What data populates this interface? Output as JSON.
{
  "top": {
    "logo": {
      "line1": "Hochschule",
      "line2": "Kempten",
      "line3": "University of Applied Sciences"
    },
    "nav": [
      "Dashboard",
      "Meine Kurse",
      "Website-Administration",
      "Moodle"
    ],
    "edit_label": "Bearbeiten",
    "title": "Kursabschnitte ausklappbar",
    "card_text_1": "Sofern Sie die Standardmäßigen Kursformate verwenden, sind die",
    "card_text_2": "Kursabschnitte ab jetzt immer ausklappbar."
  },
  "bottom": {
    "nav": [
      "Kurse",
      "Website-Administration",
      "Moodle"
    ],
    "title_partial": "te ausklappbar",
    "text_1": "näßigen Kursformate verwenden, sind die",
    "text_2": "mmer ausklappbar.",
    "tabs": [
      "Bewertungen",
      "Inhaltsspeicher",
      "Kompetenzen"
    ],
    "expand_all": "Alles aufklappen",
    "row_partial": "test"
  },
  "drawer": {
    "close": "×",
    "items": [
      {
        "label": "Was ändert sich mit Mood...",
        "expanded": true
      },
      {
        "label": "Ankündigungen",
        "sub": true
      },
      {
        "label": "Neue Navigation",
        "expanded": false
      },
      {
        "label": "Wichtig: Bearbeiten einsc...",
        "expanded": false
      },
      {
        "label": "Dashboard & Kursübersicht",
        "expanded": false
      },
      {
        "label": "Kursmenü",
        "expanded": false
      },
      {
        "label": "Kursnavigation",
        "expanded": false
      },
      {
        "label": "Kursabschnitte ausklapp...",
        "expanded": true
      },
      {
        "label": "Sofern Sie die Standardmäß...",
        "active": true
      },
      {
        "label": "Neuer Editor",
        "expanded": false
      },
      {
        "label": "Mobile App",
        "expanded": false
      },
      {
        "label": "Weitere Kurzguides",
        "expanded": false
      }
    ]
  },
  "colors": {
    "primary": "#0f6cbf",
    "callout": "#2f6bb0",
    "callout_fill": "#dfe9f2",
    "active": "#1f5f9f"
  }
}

^^^^

Transcribe each entry precisely, missing none.

RESULT |
What data populates this interface? Output as JSON.
{
  "top": {
    "logo": {
      "line1": "Hochschule",
      "line2": "Kempten",
      "line3": "University of Applied Sciences"
    },
    "nav": [
      "Dashboard",
      "Meine Kurse",
      "Website-Administration",
      "Moodle"
    ],
    "edit_label": "Bearbeiten",
    "title": "Kursabschnitte ausklappbar",
    "card_text_1": "Sofern Sie die Standardmäßigen Kursformate verwenden, sind die",
    "card_text_2": "Kursabschnitte ab jetzt immer ausklappbar."
  },
  "bottom": {
    "nav": [
      "Kurse",
      "Website-Administration",
      "Moodle"
    ],
    "title_partial": "te ausklappbar",
    "text_1": "näßigen Kursformate verwenden, sind die",
    "text_2": "mmer ausklappbar.",
    "tabs": [
      "Bewertungen",
      "Inhaltsspeicher",
      "Kompetenzen"
    ],
    "expand_all": "Alles aufklappen",
    "row_partial": "test"
  },
  "drawer": {
    "close": "×",
    "items": [
      {
        "label": "Was ändert sich mit Mood...",
        "expanded": true
      },
      {
        "label": "Ankündigungen",
        "sub": true
      },
      {
        "label": "Neue Navigation",
        "expanded": false
      },
      {
        "label": "Wichtig: Bearbeiten einsc...",
        "expanded": false
      },
      {
        "label": "Dashboard & Kursübersicht",
        "expanded": false
      },
      {
        "label": "Kursmenü",
        "expanded": false
      },
      {
        "label": "Kursnavigation",
        "expanded": false
      },
      {
        "label": "Kursabschnitte ausklapp...",
        "expanded": true
      },
      {
        "label": "Sofern Sie die Standardmäß...",
        "active": true
      },
      {
        "label": "Neuer Editor",
        "expanded": false
      },
      {
        "label": "Mobile App",
        "expanded": false
      },
      {
        "label": "Weitere Kurzguides",
        "expanded": false
      }
    ]
  },
  "colors": {
    "primary": "#0f6cbf",
    "callout": "#2f6bb0",
    "callout_fill": "#dfe9f2",
    "active": "#1f5f9f"
  }
}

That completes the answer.